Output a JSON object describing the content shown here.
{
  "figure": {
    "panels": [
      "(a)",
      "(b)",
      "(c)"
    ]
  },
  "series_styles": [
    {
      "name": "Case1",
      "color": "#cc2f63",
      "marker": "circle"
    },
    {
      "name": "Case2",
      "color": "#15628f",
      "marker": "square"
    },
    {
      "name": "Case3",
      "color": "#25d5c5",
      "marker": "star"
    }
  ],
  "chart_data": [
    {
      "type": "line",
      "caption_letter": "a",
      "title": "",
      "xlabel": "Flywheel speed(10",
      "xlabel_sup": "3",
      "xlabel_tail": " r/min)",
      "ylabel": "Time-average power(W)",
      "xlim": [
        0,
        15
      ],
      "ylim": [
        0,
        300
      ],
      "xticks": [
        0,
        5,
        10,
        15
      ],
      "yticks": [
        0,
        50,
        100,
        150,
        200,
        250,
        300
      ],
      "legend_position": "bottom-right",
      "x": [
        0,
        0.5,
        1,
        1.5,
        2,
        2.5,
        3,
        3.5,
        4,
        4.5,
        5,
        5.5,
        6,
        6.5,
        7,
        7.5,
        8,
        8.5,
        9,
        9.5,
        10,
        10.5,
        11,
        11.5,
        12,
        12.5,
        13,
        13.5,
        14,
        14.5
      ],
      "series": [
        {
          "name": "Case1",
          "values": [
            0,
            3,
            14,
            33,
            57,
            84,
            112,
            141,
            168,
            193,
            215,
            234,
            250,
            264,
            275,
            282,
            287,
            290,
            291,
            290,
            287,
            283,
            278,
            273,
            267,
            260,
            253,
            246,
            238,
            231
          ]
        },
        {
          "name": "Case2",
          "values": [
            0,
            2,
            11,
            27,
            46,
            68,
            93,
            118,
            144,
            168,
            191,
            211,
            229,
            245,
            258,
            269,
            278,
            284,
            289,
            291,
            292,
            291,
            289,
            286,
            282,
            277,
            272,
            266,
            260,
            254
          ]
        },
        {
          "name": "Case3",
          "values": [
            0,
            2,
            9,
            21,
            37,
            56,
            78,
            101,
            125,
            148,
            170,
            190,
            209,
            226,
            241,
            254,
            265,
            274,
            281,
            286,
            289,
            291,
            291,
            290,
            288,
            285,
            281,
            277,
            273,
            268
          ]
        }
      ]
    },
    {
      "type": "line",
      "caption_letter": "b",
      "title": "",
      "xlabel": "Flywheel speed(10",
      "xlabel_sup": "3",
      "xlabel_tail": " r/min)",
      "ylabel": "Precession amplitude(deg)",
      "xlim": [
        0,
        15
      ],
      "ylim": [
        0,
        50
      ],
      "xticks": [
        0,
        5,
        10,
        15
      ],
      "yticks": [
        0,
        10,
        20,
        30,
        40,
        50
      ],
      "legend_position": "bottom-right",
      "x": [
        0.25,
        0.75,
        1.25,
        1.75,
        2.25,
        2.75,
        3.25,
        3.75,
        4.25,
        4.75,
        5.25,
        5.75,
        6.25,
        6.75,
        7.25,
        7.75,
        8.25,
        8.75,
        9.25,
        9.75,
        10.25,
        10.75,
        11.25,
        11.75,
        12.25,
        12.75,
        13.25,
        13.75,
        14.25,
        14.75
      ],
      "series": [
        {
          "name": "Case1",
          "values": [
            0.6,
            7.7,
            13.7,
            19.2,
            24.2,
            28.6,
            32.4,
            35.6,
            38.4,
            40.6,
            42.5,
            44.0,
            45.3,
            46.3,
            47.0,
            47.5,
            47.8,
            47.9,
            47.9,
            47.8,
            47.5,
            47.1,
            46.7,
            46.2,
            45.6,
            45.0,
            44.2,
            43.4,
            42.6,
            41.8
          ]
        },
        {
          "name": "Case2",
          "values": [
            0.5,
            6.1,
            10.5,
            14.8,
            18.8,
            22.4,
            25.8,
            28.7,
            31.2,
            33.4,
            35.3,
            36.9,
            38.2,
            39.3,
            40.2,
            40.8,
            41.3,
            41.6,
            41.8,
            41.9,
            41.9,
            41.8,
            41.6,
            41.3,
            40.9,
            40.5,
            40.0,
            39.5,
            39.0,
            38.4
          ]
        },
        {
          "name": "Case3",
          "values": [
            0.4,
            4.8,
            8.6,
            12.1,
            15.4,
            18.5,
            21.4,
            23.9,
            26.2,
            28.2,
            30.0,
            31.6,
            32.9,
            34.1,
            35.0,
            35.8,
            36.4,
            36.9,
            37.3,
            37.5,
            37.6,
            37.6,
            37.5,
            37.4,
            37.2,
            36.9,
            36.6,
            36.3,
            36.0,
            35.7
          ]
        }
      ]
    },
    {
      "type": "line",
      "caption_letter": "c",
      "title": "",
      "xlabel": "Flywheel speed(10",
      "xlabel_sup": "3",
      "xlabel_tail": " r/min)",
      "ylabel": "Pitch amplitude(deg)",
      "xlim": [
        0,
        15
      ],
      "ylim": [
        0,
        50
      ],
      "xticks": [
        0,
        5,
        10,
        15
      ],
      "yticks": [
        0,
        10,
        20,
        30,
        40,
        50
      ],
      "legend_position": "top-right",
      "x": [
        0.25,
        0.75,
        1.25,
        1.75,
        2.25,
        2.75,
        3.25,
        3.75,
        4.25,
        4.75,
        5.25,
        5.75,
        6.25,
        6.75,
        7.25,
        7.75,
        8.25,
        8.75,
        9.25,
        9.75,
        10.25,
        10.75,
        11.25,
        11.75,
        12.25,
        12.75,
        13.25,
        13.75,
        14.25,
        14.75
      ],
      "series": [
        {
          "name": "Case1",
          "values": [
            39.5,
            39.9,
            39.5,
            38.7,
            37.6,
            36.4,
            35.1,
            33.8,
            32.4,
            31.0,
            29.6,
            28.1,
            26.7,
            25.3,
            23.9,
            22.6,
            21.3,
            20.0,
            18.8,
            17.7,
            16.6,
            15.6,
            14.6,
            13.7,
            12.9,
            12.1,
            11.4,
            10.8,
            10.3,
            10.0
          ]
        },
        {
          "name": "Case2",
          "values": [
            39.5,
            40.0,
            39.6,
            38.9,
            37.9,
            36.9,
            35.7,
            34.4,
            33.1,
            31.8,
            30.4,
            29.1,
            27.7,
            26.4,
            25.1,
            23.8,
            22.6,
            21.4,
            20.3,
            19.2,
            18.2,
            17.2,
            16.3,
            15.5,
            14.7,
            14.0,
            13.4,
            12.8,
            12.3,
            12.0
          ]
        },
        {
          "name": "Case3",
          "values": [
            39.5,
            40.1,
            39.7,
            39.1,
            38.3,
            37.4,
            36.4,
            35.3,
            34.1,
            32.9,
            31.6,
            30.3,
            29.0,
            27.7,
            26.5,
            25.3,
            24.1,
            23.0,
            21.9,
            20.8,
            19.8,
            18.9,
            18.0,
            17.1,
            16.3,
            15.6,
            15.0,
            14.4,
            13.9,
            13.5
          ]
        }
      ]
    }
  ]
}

WRITTEN INSTRUCTION ::
Quote each line of the listing above exactly.

TASK OUTPUT ::
Output a JSON object describing the content shown here.
{
  "figure": {
    "panels": [
      "(a)",
      "(b)",
      "(c)"
    ]
  },
  "series_styles": [
    {
      "name": "Case1",
      "color": "#cc2f63",
      "marker": "circle"
    },
    {
      "name": "Case2",
      "color": "#15628f",
      "marker": "square"
    },
    {
      "name": "Case3",
      "color": "#25d5c5",
      "marker": "star"
    }
  ],
  "chart_data": [
    {
      "type": "line",
      "caption_letter": "a",
      "title": "",
      "xlabel": "Flywheel speed(10",
      "xlabel_sup": "3",
      "xlabel_tail": " r/min)",
      "ylabel": "Time-average power(W)",
      "xlim": [
        0,
        15
      ],
      "ylim": [
        0,
        300
      ],
      "xticks": [
        0,
        5,
        10,
        15
      ],
      "yticks": [
        0,
        50,
        100,
        150,
        200,
        250,
        300
      ],
      "legend_position": "bottom-right",
      "x": [
        0,
        0.5,
        1,
        1.5,
        2,
        2.5,
        3,
        3.5,
        4,
        4.5,
        5,
        5.5,
        6,
        6.5,
        7,
        7.5,
        8,
        8.5,
        9,
        9.5,
        10,
        10.5,
        11,
        11.5,
        12,
        12.5,
        13,
        13.5,
        14,
        14.5
      ],
      "series": [
        {
          "name": "Case1",
          "values": [
            0,
            3,
            14,
            33,
            57,
            84,
            112,
            141,
            168,
            193,
            215,
            234,
            250,
            264,
            275,
            282,
            287,
            290,
            291,
            290,
            287,
            283,
            278,
            273,
            267,
            260,
            253,
            246,
            238,
            231
          ]
        },
        {
          "name": "Case2",
          "values": [
            0,
            2,
            11,
            27,
            46,
            68,
            93,
            118,
            144,
            168,
            191,
            211,
            229,
            245,
            258,
            269,
            278,
            284,
            289,
            291,
            292,
            291,
            289,
            286,
            282,
            277,
            272,
            266,
            260,
            254
          ]
        },
        {
          "name": "Case3",
          "values": [
            0,
            2,
            9,
            21,
            37,
            56,
            78,
            101,
            125,
            148,
            170,
            190,
            209,
            226,
            241,
            254,
            265,
            274,
            281,
            286,
            289,
            291,
            291,
            290,
            288,
            285,
            281,
            277,
            273,
            268
          ]
        }
      ]
    },
    {
      "type": "line",
      "caption_letter": "b",
      "title": "",
      "xlabel": "Flywheel speed(10",
      "xlabel_sup": "3",
      "xlabel_tail": " r/min)",
      "ylabel": "Precession amplitude(deg)",
      "xlim": [
        0,
        15
      ],
      "ylim": [
        0,
        50
      ],
      "xticks": [
        0,
        5,
        10,
        15
      ],
      "yticks": [
        0,
        10,
        20,
        30,
        40,
        50
      ],
      "legend_position": "bottom-right",
      "x": [
        0.25,
        0.75,
        1.25,
        1.75,
        2.25,
        2.75,
        3.25,
        3.75,
        4.25,
        4.75,
        5.25,
        5.75,
        6.25,
        6.75,
        7.25,
        7.75,
        8.25,
        8.75,
        9.25,
        9.75,
        10.25,
        10.75,
        11.25,
        11.75,
        12.25,
        12.75,
        13.25,
        13.75,
        14.25,
        14.75
      ],
      "series": [
        {
          "name": "Case1",
          "values": [
            0.6,
            7.7,
            13.7,
            19.2,
            24.2,
            28.6,
            32.4,
            35.6,
            38.4,
            40.6,
            42.5,
            44.0,
            45.3,
            46.3,
            47.0,
            47.5,
            47.8,
            47.9,
            47.9,
            47.8,
            47.5,
            47.1,
            46.7,
            46.2,
            45.6,
            45.0,
            44.2,
            43.4,
            42.6,
            41.8
          ]
        },
        {
          "name": "Case2",
          "values": [
            0.5,
            6.1,
            10.5,
            14.8,
            18.8,
            22.4,
            25.8,
            28.7,
            31.2,
            33.4,
            35.3,
            36.9,
            38.2,
            39.3,
            40.2,
            40.8,
            41.3,
            41.6,
            41.8,
            41.9,
            41.9,
            41.8,
            41.6,
            41.3,
            40.9,
            40.5,
            40.0,
            39.5,
            39.0,
            38.4
          ]
        },
        {
          "name": "Case3",
          "values": [
            0.4,
            4.8,
            8.6,
            12.1,
            15.4,
            18.5,
            21.4,
            23.9,
            26.2,
            28.2,
            30.0,
            31.6,
            32.9,
            34.1,
            35.0,
            35.8,
            36.4,
            36.9,
            37.3,
            37.5,
            37.6,
            37.6,
            37.5,
            37.4,
            37.2,
            36.9,
            36.6,
            36.3,
            36.0,
            35.7
          ]
        }
      ]
    },
    {
      "type": "line",
      "caption_letter": "c",
      "title": "",
      "xlabel": "Flywheel speed(10",
      "xlabel_sup": "3",
      "xlabel_tail": " r/min)",
      "ylabel": "Pitch amplitude(deg)",
      "xlim": [
        0,
        15
      ],
      "ylim": [
        0,
        50
      ],
      "xticks": [
        0,
        5,
        10,
        15
      ],
      "yticks": [
        0,
        10,
        20,
        30,
        40,
        50
      ],
      "legend_position": "top-right",
      "x": [
        0.25,
        0.75,
        1.25,
        1.75,
        2.25,
        2.75,
        3.25,
        3.75,
        4.25,
        4.75,
        5.25,
        5.75,
        6.25,
        6.75,
        7.25,
        7.75,
        8.25,
        8.75,
        9.25,
        9.75,
        10.25,
        10.75,
        11.25,
        11.75,
        12.25,
        12.75,
        13.25,
        13.75,
        14.25,
        14.75
      ],
      "series": [
        {
          "name": "Case1",
          "values": [
            39.5,
            39.9,
            39.5,
            38.7,
            37.6,
            36.4,
            35.1,
            33.8,
            32.4,
            31.0,
            29.6,
            28.1,
            26.7,
            25.3,
            23.9,
            22.6,
            21.3,
            20.0,
            18.8,
            17.7,
            16.6,
            15.6,
            14.6,
            13.7,
            12.9,
            12.1,
            11.4,
            10.8,
            10.3,
            10.0
          ]
        },
        {
          "name": "Case2",
          "values": [
            39.5,
            40.0,
            39.6,
            38.9,
            37.9,
            36.9,
            35.7,
            34.4,
            33.1,
            31.8,
            30.4,
            29.1,
            27.7,
            26.4,
            25.1,
            23.8,
            22.6,
            21.4,
            20.3,
            19.2,
            18.2,
            17.2,
            16.3,
            15.5,
            14.7,
            14.0,
            13.4,
            12.8,
            12.3,
            12.0
          ]
        },
        {
          "name": "Case3",
          "values": [
            39.5,
            40.1,
            39.7,
            39.1,
            38.3,
            37.4,
            36.4,
            35.3,
            34.1,
            32.9,
            31.6,
            30.3,
            29.0,
            27.7,
            26.5,
            25.3,
            24.1,
            23.0,
            21.9,
            20.8,
            19.8,
            18.9,
            18.0,
            17.1,
            16.3,
            15.6,
            15.0,
            14.4,
            13.9,
            13.5
          ]
        }
      ]
    }
  ]
}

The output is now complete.